EXERCISE DIRECTIONS -> Find each line containing the string "console" and return it.

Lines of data
==========
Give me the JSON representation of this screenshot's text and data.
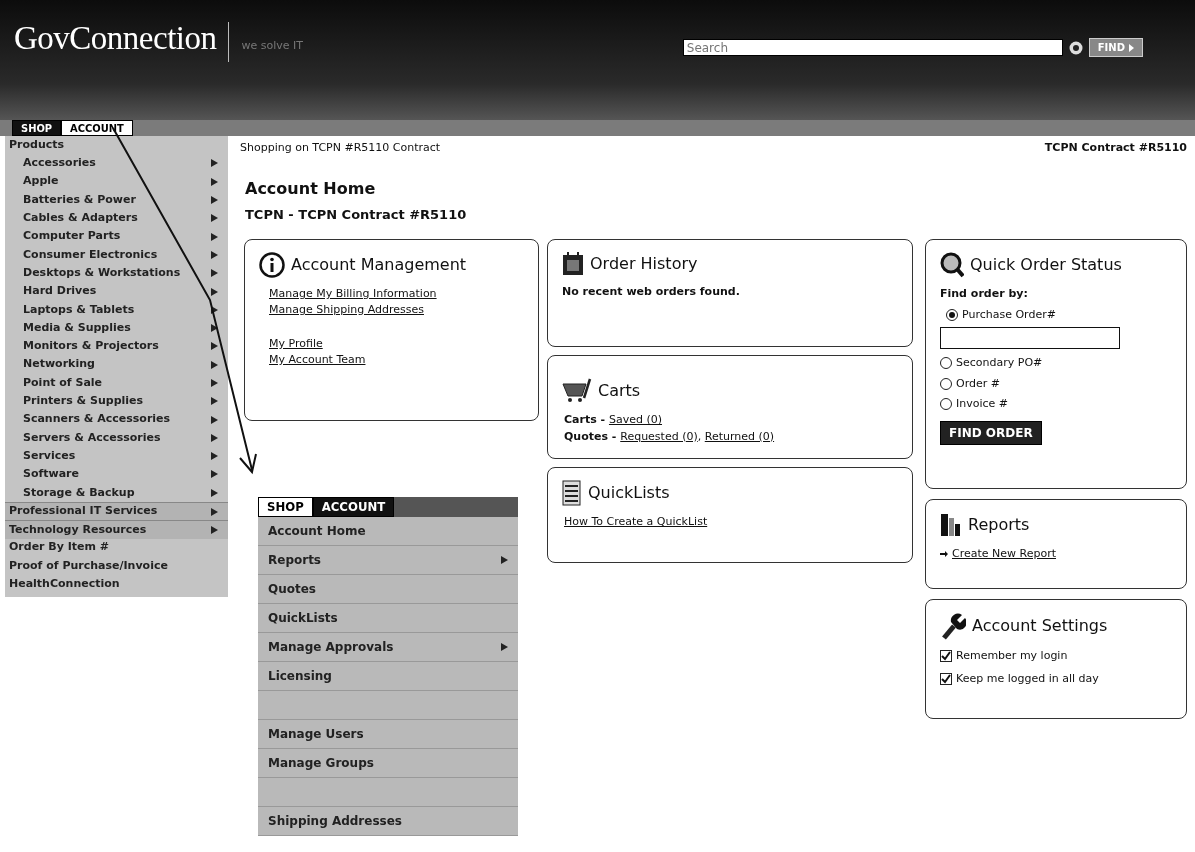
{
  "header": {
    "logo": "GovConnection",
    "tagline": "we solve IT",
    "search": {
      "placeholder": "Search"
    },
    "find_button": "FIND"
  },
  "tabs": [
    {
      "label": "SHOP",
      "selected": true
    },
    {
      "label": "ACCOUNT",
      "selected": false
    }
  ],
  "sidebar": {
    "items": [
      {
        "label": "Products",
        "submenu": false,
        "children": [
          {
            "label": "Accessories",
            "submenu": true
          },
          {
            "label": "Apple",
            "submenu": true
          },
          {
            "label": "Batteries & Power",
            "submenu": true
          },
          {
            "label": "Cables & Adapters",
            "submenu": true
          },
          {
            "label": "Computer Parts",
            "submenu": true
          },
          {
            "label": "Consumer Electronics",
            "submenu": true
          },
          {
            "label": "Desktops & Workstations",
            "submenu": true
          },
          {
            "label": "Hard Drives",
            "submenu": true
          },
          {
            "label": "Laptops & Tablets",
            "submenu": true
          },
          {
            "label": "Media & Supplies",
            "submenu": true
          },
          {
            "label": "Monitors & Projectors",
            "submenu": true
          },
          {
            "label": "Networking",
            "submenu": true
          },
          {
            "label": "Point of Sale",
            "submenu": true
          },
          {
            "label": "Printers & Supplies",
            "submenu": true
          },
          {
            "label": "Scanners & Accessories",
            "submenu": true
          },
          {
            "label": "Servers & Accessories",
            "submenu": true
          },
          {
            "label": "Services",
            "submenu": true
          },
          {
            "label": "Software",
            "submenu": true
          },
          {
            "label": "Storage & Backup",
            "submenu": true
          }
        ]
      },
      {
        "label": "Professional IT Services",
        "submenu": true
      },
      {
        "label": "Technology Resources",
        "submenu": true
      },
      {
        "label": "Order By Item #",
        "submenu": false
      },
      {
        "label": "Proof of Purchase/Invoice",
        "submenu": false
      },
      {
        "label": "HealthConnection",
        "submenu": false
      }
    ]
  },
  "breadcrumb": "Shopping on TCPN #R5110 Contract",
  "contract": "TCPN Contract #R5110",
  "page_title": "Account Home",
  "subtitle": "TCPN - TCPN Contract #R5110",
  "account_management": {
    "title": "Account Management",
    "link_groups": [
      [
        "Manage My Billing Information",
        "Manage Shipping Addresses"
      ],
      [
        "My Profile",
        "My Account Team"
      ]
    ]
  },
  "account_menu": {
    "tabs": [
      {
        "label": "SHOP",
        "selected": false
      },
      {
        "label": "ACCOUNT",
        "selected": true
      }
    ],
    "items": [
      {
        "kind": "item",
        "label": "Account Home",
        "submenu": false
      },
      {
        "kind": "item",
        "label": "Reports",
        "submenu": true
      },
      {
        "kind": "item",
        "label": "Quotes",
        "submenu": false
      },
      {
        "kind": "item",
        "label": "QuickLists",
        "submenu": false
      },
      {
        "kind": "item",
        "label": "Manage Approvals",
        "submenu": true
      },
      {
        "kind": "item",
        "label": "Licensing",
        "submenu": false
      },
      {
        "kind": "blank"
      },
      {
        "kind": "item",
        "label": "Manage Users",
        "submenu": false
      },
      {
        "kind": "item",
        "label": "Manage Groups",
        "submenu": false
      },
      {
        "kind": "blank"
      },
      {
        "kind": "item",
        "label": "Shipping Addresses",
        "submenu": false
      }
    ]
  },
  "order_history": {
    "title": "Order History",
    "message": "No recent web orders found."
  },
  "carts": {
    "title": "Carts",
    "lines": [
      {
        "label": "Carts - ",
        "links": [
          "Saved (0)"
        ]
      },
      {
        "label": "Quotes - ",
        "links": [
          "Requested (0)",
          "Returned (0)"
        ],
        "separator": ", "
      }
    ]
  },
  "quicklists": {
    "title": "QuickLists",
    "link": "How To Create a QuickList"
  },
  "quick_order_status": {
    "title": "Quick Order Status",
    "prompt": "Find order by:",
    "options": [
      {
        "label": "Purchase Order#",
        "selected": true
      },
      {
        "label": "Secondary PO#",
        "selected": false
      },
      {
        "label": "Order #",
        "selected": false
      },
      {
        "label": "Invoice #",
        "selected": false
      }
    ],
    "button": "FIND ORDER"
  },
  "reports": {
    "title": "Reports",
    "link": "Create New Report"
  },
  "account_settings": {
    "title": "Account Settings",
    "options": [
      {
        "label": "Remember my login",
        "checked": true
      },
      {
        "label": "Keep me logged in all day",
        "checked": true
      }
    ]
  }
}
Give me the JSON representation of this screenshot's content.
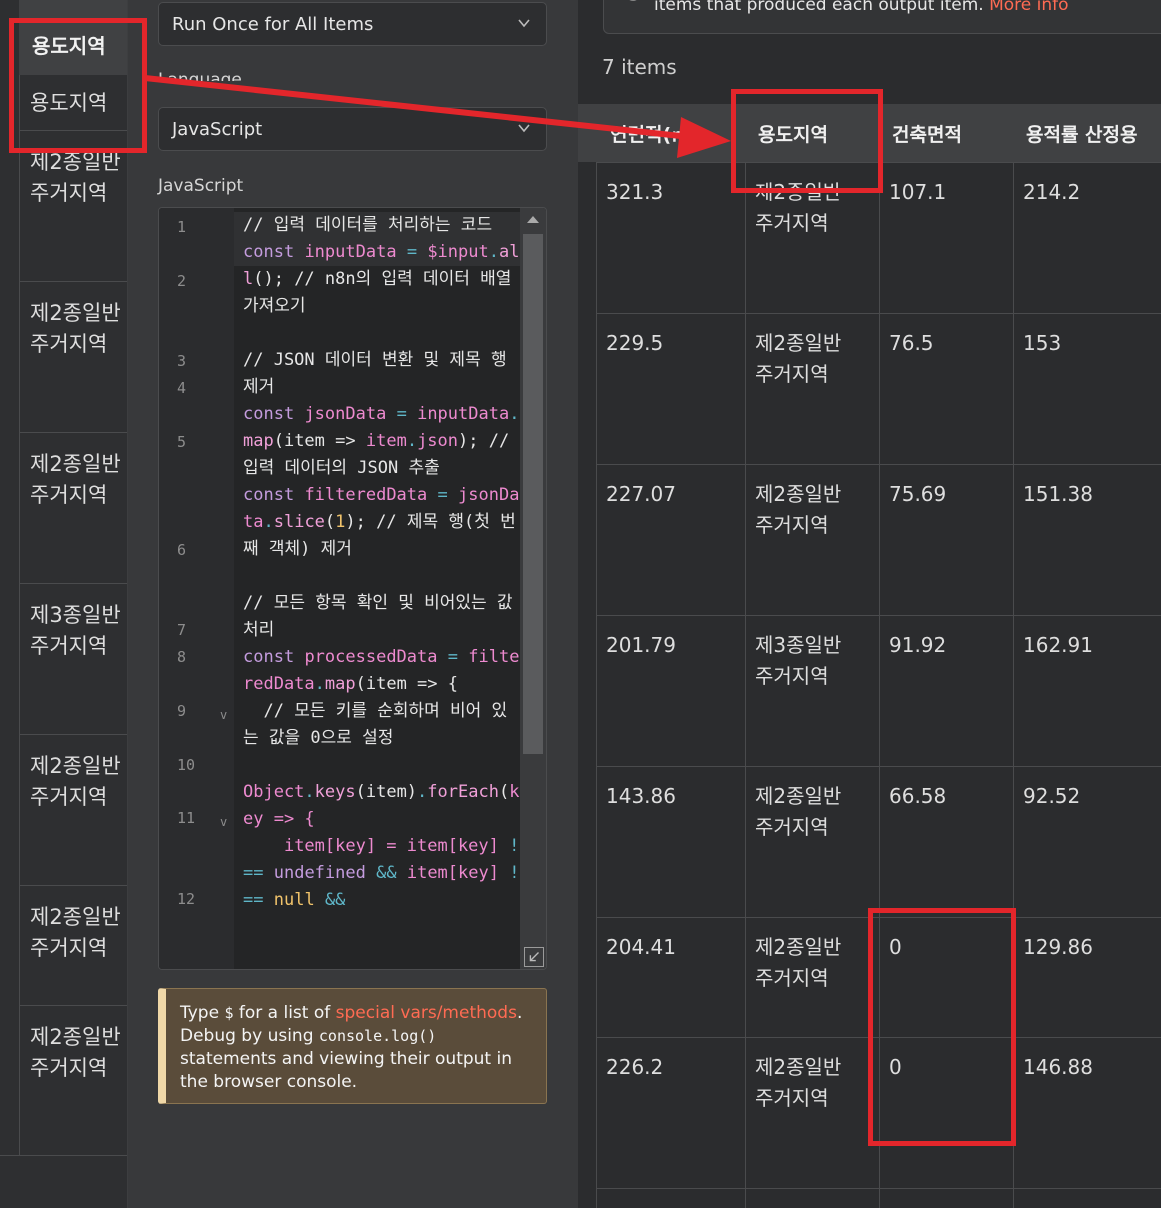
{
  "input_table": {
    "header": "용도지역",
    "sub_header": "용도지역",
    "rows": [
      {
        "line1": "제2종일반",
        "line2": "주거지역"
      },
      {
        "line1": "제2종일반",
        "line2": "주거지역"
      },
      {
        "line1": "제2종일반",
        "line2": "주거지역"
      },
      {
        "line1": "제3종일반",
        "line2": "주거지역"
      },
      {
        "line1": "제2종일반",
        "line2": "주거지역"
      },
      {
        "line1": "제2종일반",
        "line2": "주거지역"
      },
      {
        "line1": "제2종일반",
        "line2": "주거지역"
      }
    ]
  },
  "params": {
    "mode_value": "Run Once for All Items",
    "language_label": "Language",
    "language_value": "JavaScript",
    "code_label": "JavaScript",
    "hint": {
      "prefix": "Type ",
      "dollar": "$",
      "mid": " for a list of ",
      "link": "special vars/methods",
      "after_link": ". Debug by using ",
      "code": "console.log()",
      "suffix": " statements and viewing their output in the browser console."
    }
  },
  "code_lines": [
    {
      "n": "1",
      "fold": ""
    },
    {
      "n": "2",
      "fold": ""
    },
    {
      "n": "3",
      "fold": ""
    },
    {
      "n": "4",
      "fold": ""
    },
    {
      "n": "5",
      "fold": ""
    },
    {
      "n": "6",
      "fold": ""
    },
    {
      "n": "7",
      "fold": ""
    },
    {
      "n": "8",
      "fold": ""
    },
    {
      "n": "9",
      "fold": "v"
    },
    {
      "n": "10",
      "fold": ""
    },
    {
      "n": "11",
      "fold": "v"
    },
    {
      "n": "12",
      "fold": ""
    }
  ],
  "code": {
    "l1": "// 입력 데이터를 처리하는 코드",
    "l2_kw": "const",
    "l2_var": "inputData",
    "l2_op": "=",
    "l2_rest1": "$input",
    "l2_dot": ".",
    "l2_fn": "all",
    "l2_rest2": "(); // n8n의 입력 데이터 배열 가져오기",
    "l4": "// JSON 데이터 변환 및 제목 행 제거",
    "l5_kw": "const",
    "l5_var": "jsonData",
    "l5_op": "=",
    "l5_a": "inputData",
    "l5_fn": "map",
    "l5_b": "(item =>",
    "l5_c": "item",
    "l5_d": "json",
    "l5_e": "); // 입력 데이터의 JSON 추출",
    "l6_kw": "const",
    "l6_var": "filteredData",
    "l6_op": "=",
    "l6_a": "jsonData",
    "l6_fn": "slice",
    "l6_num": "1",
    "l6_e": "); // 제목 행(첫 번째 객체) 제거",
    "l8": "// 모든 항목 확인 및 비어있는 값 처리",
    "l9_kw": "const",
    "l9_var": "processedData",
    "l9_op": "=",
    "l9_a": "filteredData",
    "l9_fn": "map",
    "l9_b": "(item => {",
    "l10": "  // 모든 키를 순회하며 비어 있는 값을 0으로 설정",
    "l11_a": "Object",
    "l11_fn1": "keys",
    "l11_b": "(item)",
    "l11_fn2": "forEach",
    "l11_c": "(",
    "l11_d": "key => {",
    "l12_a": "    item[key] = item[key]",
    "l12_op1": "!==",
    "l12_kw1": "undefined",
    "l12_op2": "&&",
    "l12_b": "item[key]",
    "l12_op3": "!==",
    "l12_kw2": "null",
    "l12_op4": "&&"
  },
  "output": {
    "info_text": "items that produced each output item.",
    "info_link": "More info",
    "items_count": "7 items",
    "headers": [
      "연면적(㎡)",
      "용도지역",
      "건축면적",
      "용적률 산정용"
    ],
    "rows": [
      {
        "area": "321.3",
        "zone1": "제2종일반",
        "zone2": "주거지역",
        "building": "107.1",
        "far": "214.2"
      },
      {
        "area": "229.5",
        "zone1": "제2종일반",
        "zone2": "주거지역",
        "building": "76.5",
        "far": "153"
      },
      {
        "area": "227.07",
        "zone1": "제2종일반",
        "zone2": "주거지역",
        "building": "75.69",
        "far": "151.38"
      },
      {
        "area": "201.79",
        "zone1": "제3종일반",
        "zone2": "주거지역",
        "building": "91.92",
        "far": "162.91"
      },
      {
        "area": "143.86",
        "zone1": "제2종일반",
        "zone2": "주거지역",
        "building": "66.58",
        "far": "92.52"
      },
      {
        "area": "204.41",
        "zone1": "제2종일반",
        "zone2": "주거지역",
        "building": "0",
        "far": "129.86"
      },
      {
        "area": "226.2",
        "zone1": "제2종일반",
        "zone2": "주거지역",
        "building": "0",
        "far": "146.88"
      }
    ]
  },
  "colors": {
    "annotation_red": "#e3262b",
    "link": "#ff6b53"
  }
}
==========
OUTPUT BELOW ->
      "code": "console.log()",
      "suffix": " statements and viewing their output in the browser console."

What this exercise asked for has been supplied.